-- Begin --

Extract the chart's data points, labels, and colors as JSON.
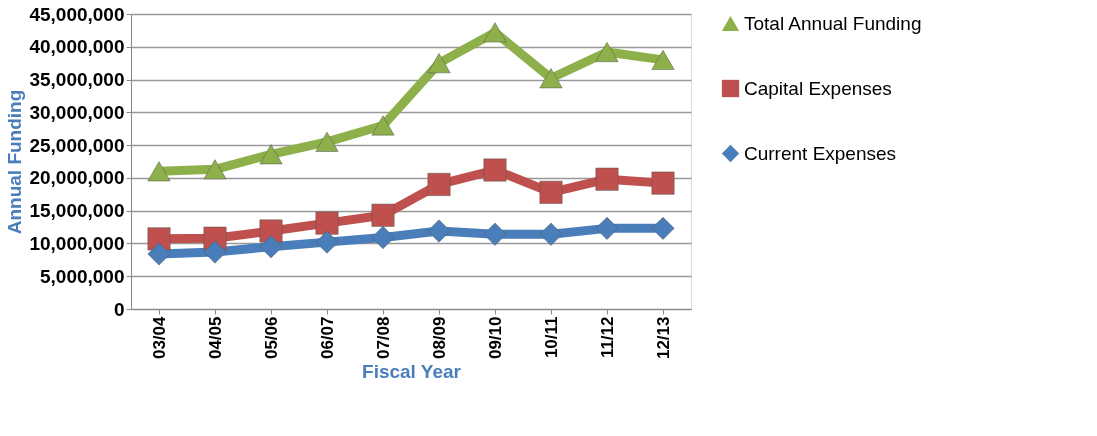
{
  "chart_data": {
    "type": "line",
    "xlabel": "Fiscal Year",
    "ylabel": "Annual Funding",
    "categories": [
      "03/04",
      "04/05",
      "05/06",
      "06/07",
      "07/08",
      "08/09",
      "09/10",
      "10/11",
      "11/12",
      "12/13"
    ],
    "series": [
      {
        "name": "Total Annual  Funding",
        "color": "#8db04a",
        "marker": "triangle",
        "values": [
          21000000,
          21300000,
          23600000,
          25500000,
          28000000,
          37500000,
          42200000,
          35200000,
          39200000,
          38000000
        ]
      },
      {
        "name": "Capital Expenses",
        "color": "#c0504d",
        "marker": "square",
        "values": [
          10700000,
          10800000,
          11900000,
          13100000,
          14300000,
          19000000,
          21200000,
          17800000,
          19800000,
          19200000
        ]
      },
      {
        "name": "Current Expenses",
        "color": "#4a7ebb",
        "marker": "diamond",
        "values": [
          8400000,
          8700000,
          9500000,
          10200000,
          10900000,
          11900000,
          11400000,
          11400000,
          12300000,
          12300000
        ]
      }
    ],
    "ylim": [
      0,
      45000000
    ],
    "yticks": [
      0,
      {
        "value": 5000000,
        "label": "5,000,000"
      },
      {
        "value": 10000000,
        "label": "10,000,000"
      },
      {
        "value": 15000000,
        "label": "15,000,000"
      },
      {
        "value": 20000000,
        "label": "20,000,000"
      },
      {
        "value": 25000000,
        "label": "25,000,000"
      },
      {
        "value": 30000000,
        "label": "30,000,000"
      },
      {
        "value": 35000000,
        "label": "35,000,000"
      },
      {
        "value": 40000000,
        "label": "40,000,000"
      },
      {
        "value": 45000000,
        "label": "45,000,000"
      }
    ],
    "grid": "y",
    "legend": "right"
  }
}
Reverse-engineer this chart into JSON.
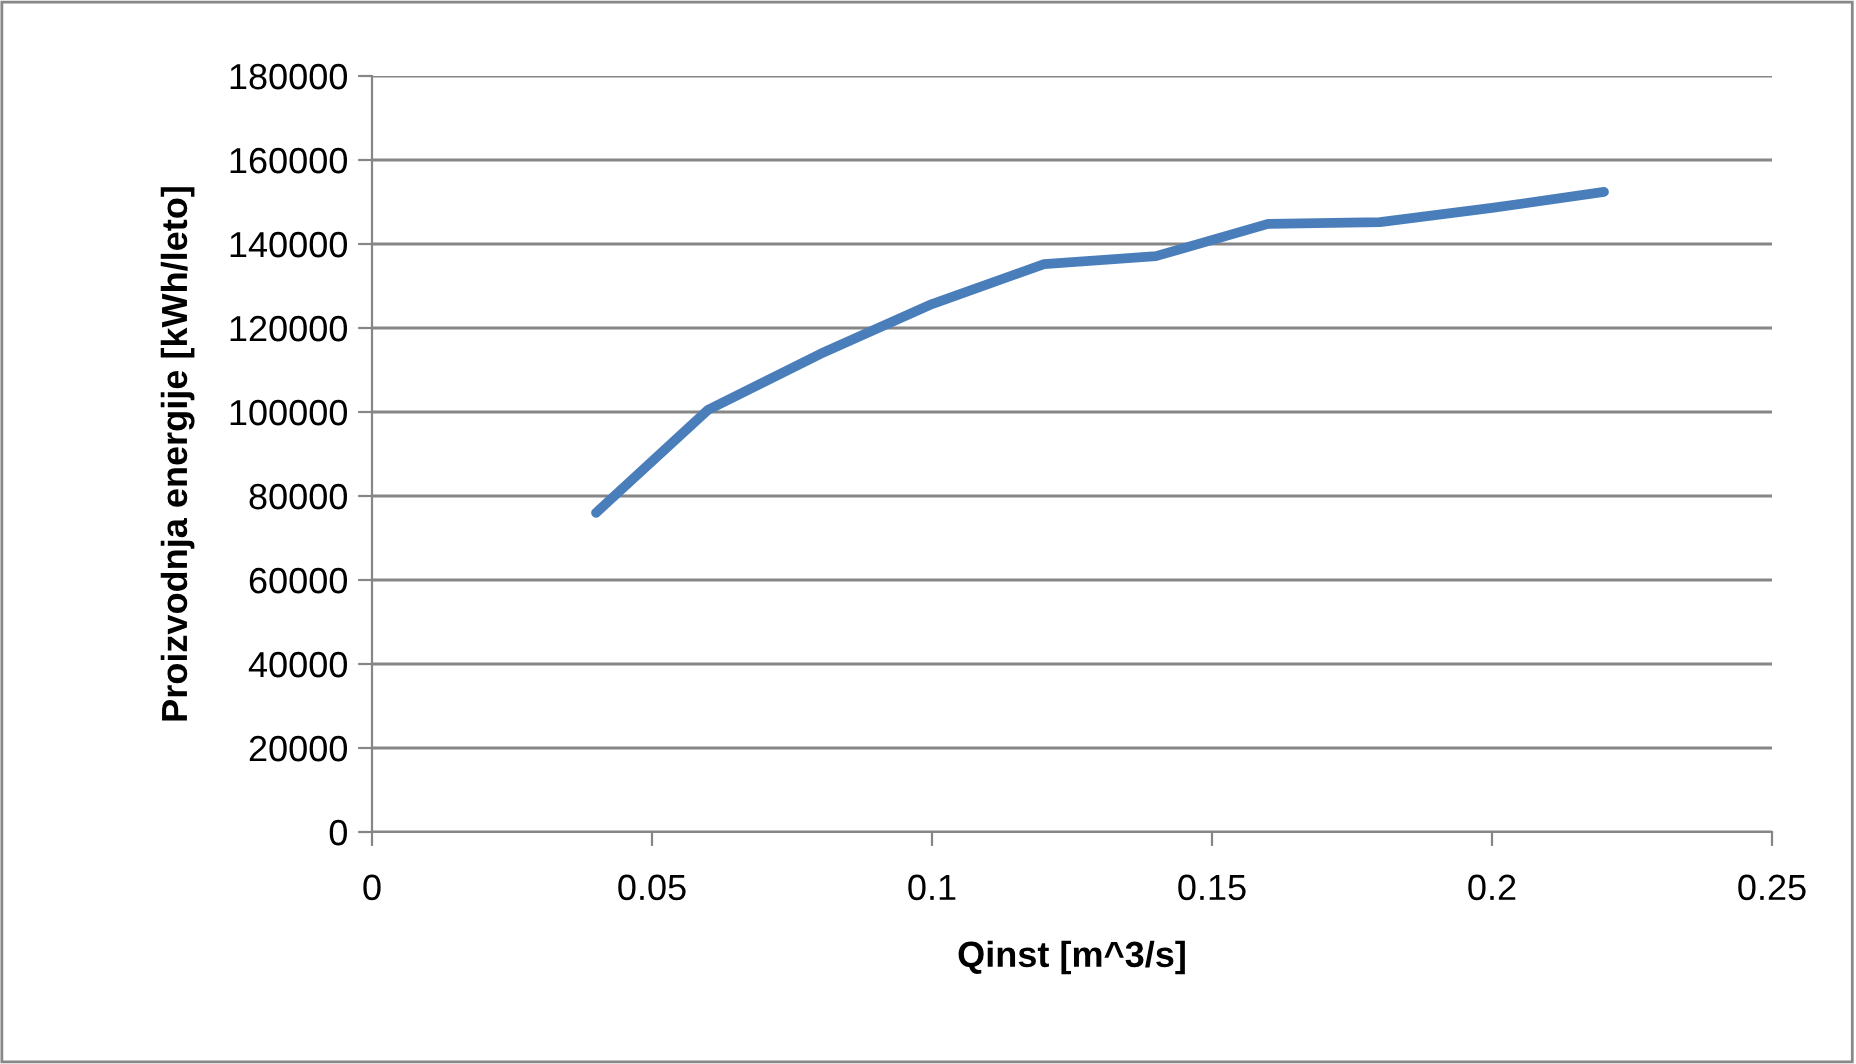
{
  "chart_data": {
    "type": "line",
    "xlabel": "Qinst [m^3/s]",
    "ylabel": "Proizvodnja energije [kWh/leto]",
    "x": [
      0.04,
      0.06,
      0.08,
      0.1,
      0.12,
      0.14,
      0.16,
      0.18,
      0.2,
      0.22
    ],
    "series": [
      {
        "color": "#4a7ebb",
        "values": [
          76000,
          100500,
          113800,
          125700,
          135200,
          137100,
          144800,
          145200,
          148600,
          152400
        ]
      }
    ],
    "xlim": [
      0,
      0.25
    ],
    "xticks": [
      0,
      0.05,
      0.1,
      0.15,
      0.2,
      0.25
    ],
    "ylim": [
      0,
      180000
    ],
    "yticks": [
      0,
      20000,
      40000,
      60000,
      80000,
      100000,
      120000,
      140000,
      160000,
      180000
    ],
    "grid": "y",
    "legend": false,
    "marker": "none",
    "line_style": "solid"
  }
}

-- End --

Going from the line with "Reverse-engineer this chart into JSON." to the last line of the listing, write out each line exactly and nothing else. Leave out all pictures.

● **Complete answer**
Reverse-engineer this chart into JSON.
{
  "chart_data": {
    "type": "line",
    "xlabel": "Qinst [m^3/s]",
    "ylabel": "Proizvodnja energije [kWh/leto]",
    "x": [
      0.04,
      0.06,
      0.08,
      0.1,
      0.12,
      0.14,
      0.16,
      0.18,
      0.2,
      0.22
    ],
    "series": [
      {
        "color": "#4a7ebb",
        "values": [
          76000,
          100500,
          113800,
          125700,
          135200,
          137100,
          144800,
          145200,
          148600,
          152400
        ]
      }
    ],
    "xlim": [
      0,
      0.25
    ],
    "xticks": [
      0,
      0.05,
      0.1,
      0.15,
      0.2,
      0.25
    ],
    "ylim": [
      0,
      180000
    ],
    "yticks": [
      0,
      20000,
      40000,
      60000,
      80000,
      100000,
      120000,
      140000,
      160000,
      180000
    ],
    "grid": "y",
    "legend": false,
    "marker": "none",
    "line_style": "solid"
  }
}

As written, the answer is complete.